SET EXERCISE. Repeat each entry word for word. Leave any images out of the copy.

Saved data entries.
----

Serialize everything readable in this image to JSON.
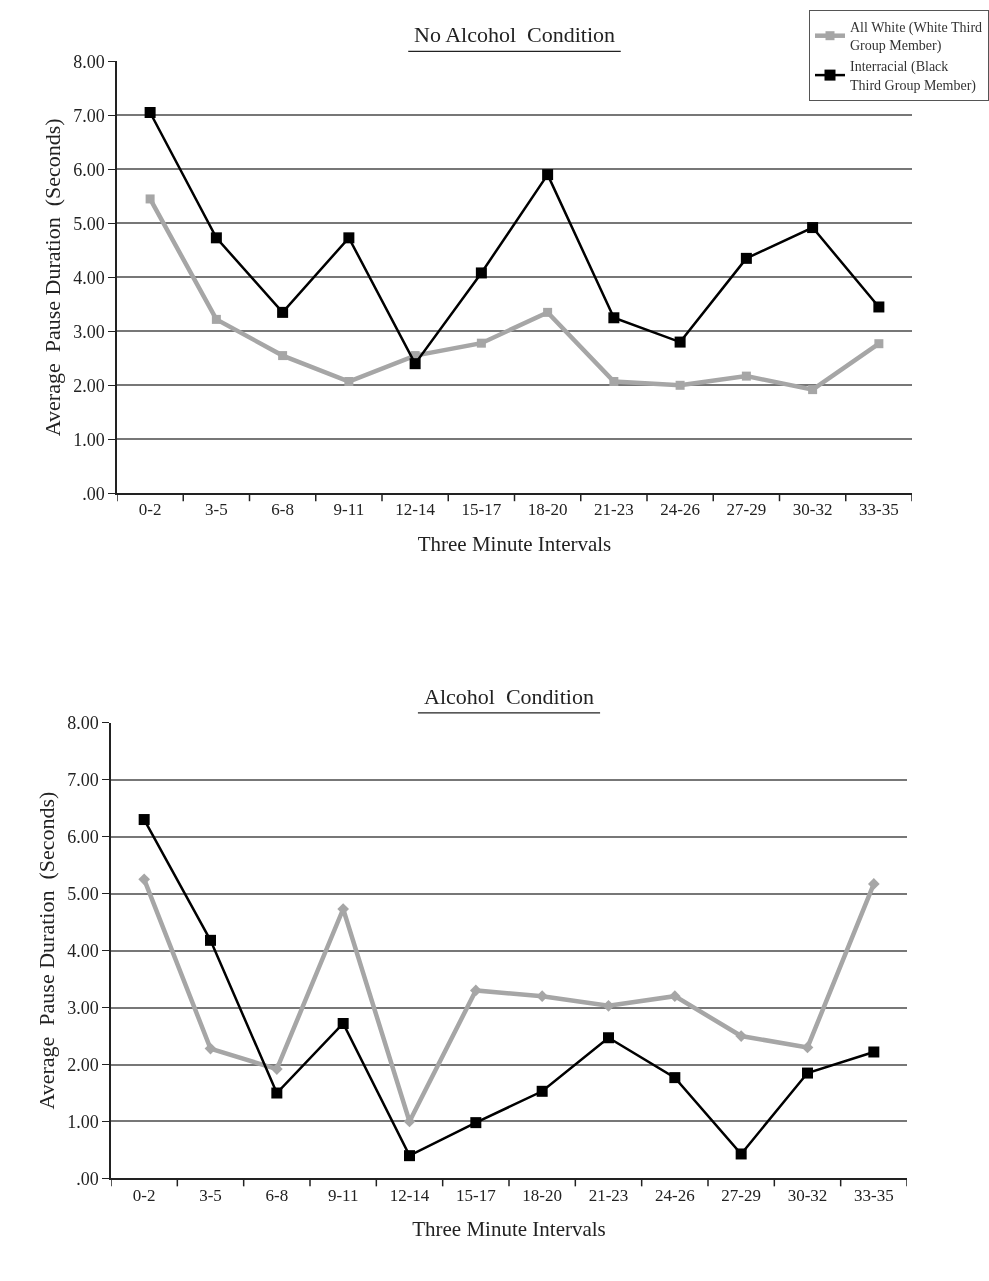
{
  "chart_data": [
    {
      "type": "line",
      "title": "No Alcohol  Condition",
      "xlabel": "Three Minute Intervals",
      "ylabel": "Average  Pause Duration  (Seconds)",
      "categories": [
        "0-2",
        "3-5",
        "6-8",
        "9-11",
        "12-14",
        "15-17",
        "18-20",
        "21-23",
        "24-26",
        "27-29",
        "30-32",
        "33-35"
      ],
      "series": [
        {
          "name": "All White (White Third Group Member)",
          "color": "#a6a6a6",
          "marker": "square",
          "values": [
            5.45,
            3.22,
            2.55,
            2.07,
            2.55,
            2.78,
            3.35,
            2.07,
            2.0,
            2.17,
            1.92,
            2.77
          ]
        },
        {
          "name": "Interracial (Black Third Group Member)",
          "color": "#000000",
          "marker": "square",
          "values": [
            7.05,
            4.73,
            3.35,
            4.73,
            2.4,
            4.08,
            5.9,
            3.25,
            2.8,
            4.35,
            4.92,
            3.45
          ]
        }
      ],
      "ylim": [
        0,
        8
      ],
      "yticks": [
        {
          "value": 0,
          "label": ".00"
        },
        {
          "value": 1,
          "label": "1.00"
        },
        {
          "value": 2,
          "label": "2.00"
        },
        {
          "value": 3,
          "label": "3.00"
        },
        {
          "value": 4,
          "label": "4.00"
        },
        {
          "value": 5,
          "label": "5.00"
        },
        {
          "value": 6,
          "label": "6.00"
        },
        {
          "value": 7,
          "label": "7.00"
        },
        {
          "value": 8,
          "label": "8.00"
        }
      ],
      "grid": "y",
      "legend": "top right"
    },
    {
      "type": "line",
      "title": "Alcohol  Condition",
      "xlabel": "Three Minute Intervals",
      "ylabel": "Average  Pause Duration  (Seconds)",
      "categories": [
        "0-2",
        "3-5",
        "6-8",
        "9-11",
        "12-14",
        "15-17",
        "18-20",
        "21-23",
        "24-26",
        "27-29",
        "30-32",
        "33-35"
      ],
      "series": [
        {
          "color": "#a6a6a6",
          "marker": "diamond",
          "values": [
            5.25,
            2.28,
            1.92,
            4.73,
            1.0,
            3.3,
            3.2,
            3.03,
            3.2,
            2.5,
            2.3,
            5.17
          ]
        },
        {
          "color": "#000000",
          "marker": "square",
          "values": [
            6.3,
            4.18,
            1.5,
            2.72,
            0.4,
            0.98,
            1.53,
            2.47,
            1.77,
            0.43,
            1.85,
            2.22
          ]
        }
      ],
      "ylim": [
        0,
        8
      ],
      "yticks": [
        {
          "value": 0,
          "label": ".00"
        },
        {
          "value": 1,
          "label": "1.00"
        },
        {
          "value": 2,
          "label": "2.00"
        },
        {
          "value": 3,
          "label": "3.00"
        },
        {
          "value": 4,
          "label": "4.00"
        },
        {
          "value": 5,
          "label": "5.00"
        },
        {
          "value": 6,
          "label": "6.00"
        },
        {
          "value": 7,
          "label": "7.00"
        },
        {
          "value": 8,
          "label": "8.00"
        }
      ],
      "grid": "y"
    }
  ]
}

----

RESULT FOR THIS TASK.
Serialize everything readable in this image to JSON.
{
  "chart_data": [
    {
      "type": "line",
      "title": "No Alcohol  Condition",
      "xlabel": "Three Minute Intervals",
      "ylabel": "Average  Pause Duration  (Seconds)",
      "categories": [
        "0-2",
        "3-5",
        "6-8",
        "9-11",
        "12-14",
        "15-17",
        "18-20",
        "21-23",
        "24-26",
        "27-29",
        "30-32",
        "33-35"
      ],
      "series": [
        {
          "name": "All White (White Third Group Member)",
          "color": "#a6a6a6",
          "marker": "square",
          "values": [
            5.45,
            3.22,
            2.55,
            2.07,
            2.55,
            2.78,
            3.35,
            2.07,
            2.0,
            2.17,
            1.92,
            2.77
          ]
        },
        {
          "name": "Interracial (Black Third Group Member)",
          "color": "#000000",
          "marker": "square",
          "values": [
            7.05,
            4.73,
            3.35,
            4.73,
            2.4,
            4.08,
            5.9,
            3.25,
            2.8,
            4.35,
            4.92,
            3.45
          ]
        }
      ],
      "ylim": [
        0,
        8
      ],
      "yticks": [
        {
          "value": 0,
          "label": ".00"
        },
        {
          "value": 1,
          "label": "1.00"
        },
        {
          "value": 2,
          "label": "2.00"
        },
        {
          "value": 3,
          "label": "3.00"
        },
        {
          "value": 4,
          "label": "4.00"
        },
        {
          "value": 5,
          "label": "5.00"
        },
        {
          "value": 6,
          "label": "6.00"
        },
        {
          "value": 7,
          "label": "7.00"
        },
        {
          "value": 8,
          "label": "8.00"
        }
      ],
      "grid": "y",
      "legend": "top right"
    },
    {
      "type": "line",
      "title": "Alcohol  Condition",
      "xlabel": "Three Minute Intervals",
      "ylabel": "Average  Pause Duration  (Seconds)",
      "categories": [
        "0-2",
        "3-5",
        "6-8",
        "9-11",
        "12-14",
        "15-17",
        "18-20",
        "21-23",
        "24-26",
        "27-29",
        "30-32",
        "33-35"
      ],
      "series": [
        {
          "color": "#a6a6a6",
          "marker": "diamond",
          "values": [
            5.25,
            2.28,
            1.92,
            4.73,
            1.0,
            3.3,
            3.2,
            3.03,
            3.2,
            2.5,
            2.3,
            5.17
          ]
        },
        {
          "color": "#000000",
          "marker": "square",
          "values": [
            6.3,
            4.18,
            1.5,
            2.72,
            0.4,
            0.98,
            1.53,
            2.47,
            1.77,
            0.43,
            1.85,
            2.22
          ]
        }
      ],
      "ylim": [
        0,
        8
      ],
      "yticks": [
        {
          "value": 0,
          "label": ".00"
        },
        {
          "value": 1,
          "label": "1.00"
        },
        {
          "value": 2,
          "label": "2.00"
        },
        {
          "value": 3,
          "label": "3.00"
        },
        {
          "value": 4,
          "label": "4.00"
        },
        {
          "value": 5,
          "label": "5.00"
        },
        {
          "value": 6,
          "label": "6.00"
        },
        {
          "value": 7,
          "label": "7.00"
        },
        {
          "value": 8,
          "label": "8.00"
        }
      ],
      "grid": "y"
    }
  ]
}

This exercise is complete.